#### [DIRECTION]
Determine how many lines of the records include "marker", and answer with the number alone.

Collection entries:
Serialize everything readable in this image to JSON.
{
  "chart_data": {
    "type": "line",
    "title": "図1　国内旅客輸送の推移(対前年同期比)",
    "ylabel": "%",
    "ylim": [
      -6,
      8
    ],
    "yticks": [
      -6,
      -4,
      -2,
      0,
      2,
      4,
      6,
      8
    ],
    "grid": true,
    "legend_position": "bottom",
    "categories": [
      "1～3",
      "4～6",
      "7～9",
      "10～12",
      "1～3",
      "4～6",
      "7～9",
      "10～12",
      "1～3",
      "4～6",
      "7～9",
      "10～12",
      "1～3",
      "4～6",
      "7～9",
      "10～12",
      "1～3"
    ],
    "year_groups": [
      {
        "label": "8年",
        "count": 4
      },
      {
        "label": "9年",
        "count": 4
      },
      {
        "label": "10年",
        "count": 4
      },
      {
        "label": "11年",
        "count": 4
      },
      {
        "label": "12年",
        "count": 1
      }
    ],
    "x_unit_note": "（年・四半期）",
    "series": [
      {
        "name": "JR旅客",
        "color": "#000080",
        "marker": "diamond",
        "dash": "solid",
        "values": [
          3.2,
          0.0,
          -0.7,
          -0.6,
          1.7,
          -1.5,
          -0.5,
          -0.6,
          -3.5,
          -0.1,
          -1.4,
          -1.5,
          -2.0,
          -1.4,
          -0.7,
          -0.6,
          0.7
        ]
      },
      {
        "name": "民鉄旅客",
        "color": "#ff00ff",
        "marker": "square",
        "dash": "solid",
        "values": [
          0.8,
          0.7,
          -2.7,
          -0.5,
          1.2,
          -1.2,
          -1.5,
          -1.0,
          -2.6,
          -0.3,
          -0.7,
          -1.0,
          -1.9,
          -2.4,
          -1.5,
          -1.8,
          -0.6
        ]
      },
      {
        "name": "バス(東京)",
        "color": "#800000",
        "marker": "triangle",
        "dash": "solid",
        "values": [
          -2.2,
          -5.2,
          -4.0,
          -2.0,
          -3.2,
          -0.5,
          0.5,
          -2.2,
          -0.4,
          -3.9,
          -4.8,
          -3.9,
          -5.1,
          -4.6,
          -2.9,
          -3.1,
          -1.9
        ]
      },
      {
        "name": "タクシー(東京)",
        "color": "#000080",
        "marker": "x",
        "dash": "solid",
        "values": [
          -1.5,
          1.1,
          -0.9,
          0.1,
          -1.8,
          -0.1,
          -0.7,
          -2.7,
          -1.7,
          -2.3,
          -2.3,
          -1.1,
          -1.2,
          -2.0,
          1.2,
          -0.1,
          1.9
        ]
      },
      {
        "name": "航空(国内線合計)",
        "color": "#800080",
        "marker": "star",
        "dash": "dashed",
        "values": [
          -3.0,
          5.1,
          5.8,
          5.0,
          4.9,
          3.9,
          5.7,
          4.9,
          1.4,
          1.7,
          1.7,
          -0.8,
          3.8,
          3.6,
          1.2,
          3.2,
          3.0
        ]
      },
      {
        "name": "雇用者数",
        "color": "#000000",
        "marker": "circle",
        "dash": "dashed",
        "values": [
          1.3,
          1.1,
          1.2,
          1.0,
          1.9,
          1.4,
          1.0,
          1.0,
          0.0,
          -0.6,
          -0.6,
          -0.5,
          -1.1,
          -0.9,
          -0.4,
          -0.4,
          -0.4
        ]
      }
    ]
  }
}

#### [EXERCISE RESULT]
6